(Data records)
┌──

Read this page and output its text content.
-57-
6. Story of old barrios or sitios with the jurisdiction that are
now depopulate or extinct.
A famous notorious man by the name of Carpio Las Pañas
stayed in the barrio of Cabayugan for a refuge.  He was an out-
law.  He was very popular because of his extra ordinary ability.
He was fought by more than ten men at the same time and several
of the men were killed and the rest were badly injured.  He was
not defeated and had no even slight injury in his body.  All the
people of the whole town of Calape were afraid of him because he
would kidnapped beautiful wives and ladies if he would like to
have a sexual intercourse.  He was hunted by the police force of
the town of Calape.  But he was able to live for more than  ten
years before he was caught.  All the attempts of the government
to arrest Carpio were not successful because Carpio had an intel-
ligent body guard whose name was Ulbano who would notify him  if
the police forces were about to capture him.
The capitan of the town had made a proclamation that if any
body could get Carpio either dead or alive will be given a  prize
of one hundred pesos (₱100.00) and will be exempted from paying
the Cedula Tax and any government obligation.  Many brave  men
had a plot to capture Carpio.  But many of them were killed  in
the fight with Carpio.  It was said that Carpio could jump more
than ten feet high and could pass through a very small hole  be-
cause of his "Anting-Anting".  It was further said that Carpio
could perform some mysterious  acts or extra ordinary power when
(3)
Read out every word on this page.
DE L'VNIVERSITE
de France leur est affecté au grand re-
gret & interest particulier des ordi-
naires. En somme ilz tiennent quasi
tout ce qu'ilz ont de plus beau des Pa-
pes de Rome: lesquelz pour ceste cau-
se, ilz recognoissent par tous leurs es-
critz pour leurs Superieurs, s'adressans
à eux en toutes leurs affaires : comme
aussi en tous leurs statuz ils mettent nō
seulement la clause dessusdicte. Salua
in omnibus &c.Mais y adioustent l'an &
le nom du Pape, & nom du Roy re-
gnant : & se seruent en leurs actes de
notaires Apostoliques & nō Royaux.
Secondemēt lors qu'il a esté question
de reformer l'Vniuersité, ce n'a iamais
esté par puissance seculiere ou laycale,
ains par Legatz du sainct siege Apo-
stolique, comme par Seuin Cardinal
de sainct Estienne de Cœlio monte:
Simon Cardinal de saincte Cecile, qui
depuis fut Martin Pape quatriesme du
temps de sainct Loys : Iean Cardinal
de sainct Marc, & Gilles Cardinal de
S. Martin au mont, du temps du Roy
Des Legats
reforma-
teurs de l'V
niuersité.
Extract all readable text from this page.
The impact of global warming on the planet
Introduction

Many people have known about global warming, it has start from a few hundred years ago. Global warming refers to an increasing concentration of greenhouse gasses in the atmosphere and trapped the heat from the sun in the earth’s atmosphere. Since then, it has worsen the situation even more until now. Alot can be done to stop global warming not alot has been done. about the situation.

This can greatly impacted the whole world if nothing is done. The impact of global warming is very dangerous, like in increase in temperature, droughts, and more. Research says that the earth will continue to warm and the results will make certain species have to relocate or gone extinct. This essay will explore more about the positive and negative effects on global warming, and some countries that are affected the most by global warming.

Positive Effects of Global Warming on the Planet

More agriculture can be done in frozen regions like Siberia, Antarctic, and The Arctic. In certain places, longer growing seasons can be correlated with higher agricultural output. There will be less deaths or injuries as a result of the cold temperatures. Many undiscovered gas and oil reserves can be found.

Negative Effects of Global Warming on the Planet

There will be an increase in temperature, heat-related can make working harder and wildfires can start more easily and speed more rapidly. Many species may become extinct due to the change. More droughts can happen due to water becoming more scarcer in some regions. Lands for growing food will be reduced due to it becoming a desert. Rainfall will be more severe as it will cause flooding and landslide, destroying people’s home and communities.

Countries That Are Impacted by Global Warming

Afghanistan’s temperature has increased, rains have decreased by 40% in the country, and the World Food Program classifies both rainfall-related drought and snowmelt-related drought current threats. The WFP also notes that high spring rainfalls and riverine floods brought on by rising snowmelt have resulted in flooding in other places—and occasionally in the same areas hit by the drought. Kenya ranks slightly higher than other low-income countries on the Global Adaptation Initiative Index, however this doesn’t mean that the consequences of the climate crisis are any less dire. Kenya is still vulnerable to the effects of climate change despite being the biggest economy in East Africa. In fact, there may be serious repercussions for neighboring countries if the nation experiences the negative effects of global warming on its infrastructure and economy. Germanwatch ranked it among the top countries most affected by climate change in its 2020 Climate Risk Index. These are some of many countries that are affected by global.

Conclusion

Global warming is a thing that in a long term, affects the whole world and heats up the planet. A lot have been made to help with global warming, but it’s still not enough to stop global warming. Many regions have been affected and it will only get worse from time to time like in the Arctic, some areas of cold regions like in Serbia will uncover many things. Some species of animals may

└──

- Task goal -
Identify each line in the records above containing the word "about"; copy those lines.

- Exercise result -
the police forces were about to capture him.
Many people have known about global warming, it has start from a few hundred years ago. Global warming refers to an increasing concentration of greenhouse gasses in the atmosphere and trapped the heat from the sun in the earth’s atmosphere. Since then, it has worsen the situation even more until now. Alot can be done to stop global warming not alot has been done. about the situation.
This can greatly impacted the whole world if nothing is done. The impact of global warming is very dangerous, like in increase in temperature, droughts, and more. Research says that the earth will continue to warm and the results will make certain species have to relocate or gone extinct. This essay will explore more about the positive and negative effects on global warming, and some countries that are affected the most by global warming.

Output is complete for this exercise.